━━━━━ Records supplied

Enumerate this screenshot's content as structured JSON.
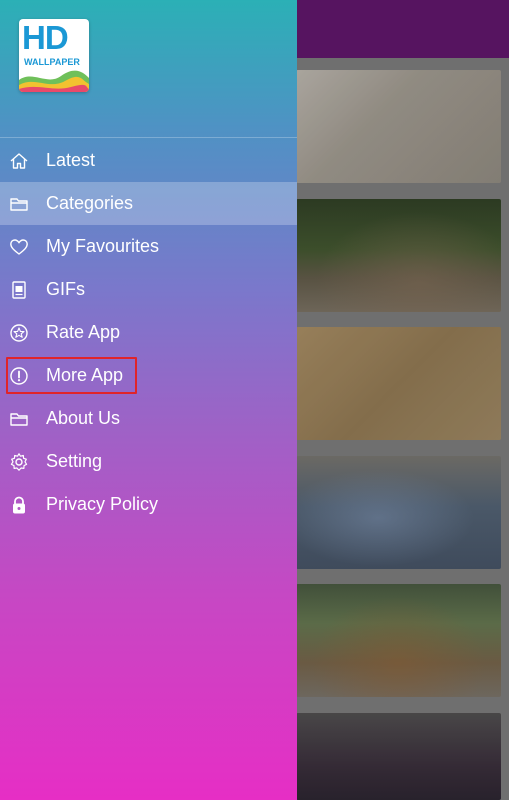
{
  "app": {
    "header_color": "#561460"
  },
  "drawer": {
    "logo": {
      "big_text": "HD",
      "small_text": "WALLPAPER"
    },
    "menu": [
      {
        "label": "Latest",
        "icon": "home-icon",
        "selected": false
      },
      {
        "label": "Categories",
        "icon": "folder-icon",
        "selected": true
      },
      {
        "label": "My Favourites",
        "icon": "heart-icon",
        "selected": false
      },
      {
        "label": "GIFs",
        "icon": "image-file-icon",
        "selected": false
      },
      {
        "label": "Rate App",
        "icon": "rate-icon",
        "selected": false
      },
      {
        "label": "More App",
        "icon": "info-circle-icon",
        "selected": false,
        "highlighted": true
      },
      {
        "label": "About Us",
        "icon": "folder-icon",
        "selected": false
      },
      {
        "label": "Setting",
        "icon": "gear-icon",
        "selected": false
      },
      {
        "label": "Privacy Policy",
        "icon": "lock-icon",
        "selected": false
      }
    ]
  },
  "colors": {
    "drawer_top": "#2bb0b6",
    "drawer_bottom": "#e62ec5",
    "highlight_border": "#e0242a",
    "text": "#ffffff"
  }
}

━━━━━━━━━━

**Exercise objective:** Transcribe the preceding listing in its entirety and with exact wording, leaving out pictures.

**Solution to this task:**
Enumerate this screenshot's content as structured JSON.
{
  "app": {
    "header_color": "#561460"
  },
  "drawer": {
    "logo": {
      "big_text": "HD",
      "small_text": "WALLPAPER"
    },
    "menu": [
      {
        "label": "Latest",
        "icon": "home-icon",
        "selected": false
      },
      {
        "label": "Categories",
        "icon": "folder-icon",
        "selected": true
      },
      {
        "label": "My Favourites",
        "icon": "heart-icon",
        "selected": false
      },
      {
        "label": "GIFs",
        "icon": "image-file-icon",
        "selected": false
      },
      {
        "label": "Rate App",
        "icon": "rate-icon",
        "selected": false
      },
      {
        "label": "More App",
        "icon": "info-circle-icon",
        "selected": false,
        "highlighted": true
      },
      {
        "label": "About Us",
        "icon": "folder-icon",
        "selected": false
      },
      {
        "label": "Setting",
        "icon": "gear-icon",
        "selected": false
      },
      {
        "label": "Privacy Policy",
        "icon": "lock-icon",
        "selected": false
      }
    ]
  },
  "colors": {
    "drawer_top": "#2bb0b6",
    "drawer_bottom": "#e62ec5",
    "highlight_border": "#e0242a",
    "text": "#ffffff"
  }
}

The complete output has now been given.